Goal: Only the pictures stay out; every record is to be quoted exactly.

--- Stored records ---

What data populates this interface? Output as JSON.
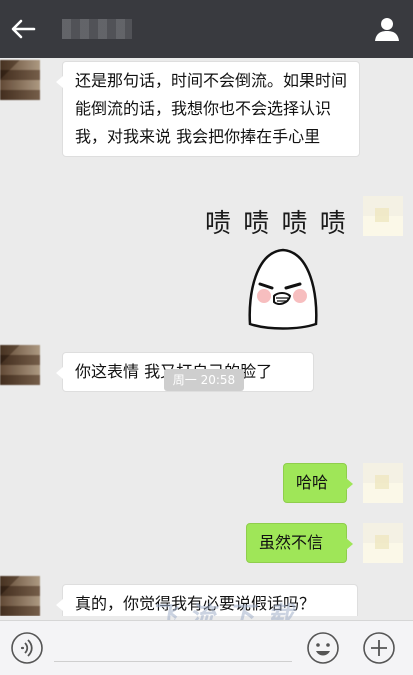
{
  "header": {
    "title": "",
    "back_icon": "arrow-left-icon",
    "profile_icon": "person-icon"
  },
  "messages": [
    {
      "from": "them",
      "text": "还是那句话，时间不会倒流。如果时间能倒流的话，我想你也不会选择认识我，对我来说 我会把你捧在手心里"
    },
    {
      "from": "me",
      "sticker_text": "啧 啧 啧 啧"
    },
    {
      "from": "them",
      "text": "你这表情 我又打自己的脸了"
    },
    {
      "from": "system",
      "text": "周一 20:58"
    },
    {
      "from": "me",
      "text": "哈哈"
    },
    {
      "from": "me",
      "text": "虽然不信"
    },
    {
      "from": "them",
      "text": "真的，你觉得我有必要说假话吗？"
    }
  ],
  "input": {
    "voice_icon": "voice-icon",
    "emoji_icon": "smiley-icon",
    "plus_icon": "plus-icon"
  },
  "colors": {
    "topbar": "#393a3f",
    "chat_bg": "#ebebeb",
    "bubble_green": "#9fe658",
    "bubble_white": "#ffffff"
  }
}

---

Exercise result:
What data populates this interface? Output as JSON.
{
  "header": {
    "title": "",
    "back_icon": "arrow-left-icon",
    "profile_icon": "person-icon"
  },
  "messages": [
    {
      "from": "them",
      "text": "还是那句话，时间不会倒流。如果时间能倒流的话，我想你也不会选择认识我，对我来说 我会把你捧在手心里"
    },
    {
      "from": "me",
      "sticker_text": "啧 啧 啧 啧"
    },
    {
      "from": "them",
      "text": "你这表情 我又打自己的脸了"
    },
    {
      "from": "system",
      "text": "周一 20:58"
    },
    {
      "from": "me",
      "text": "哈哈"
    },
    {
      "from": "me",
      "text": "虽然不信"
    },
    {
      "from": "them",
      "text": "真的，你觉得我有必要说假话吗？"
    }
  ],
  "input": {
    "voice_icon": "voice-icon",
    "emoji_icon": "smiley-icon",
    "plus_icon": "plus-icon"
  },
  "colors": {
    "topbar": "#393a3f",
    "chat_bg": "#ebebeb",
    "bubble_green": "#9fe658",
    "bubble_white": "#ffffff"
  }
}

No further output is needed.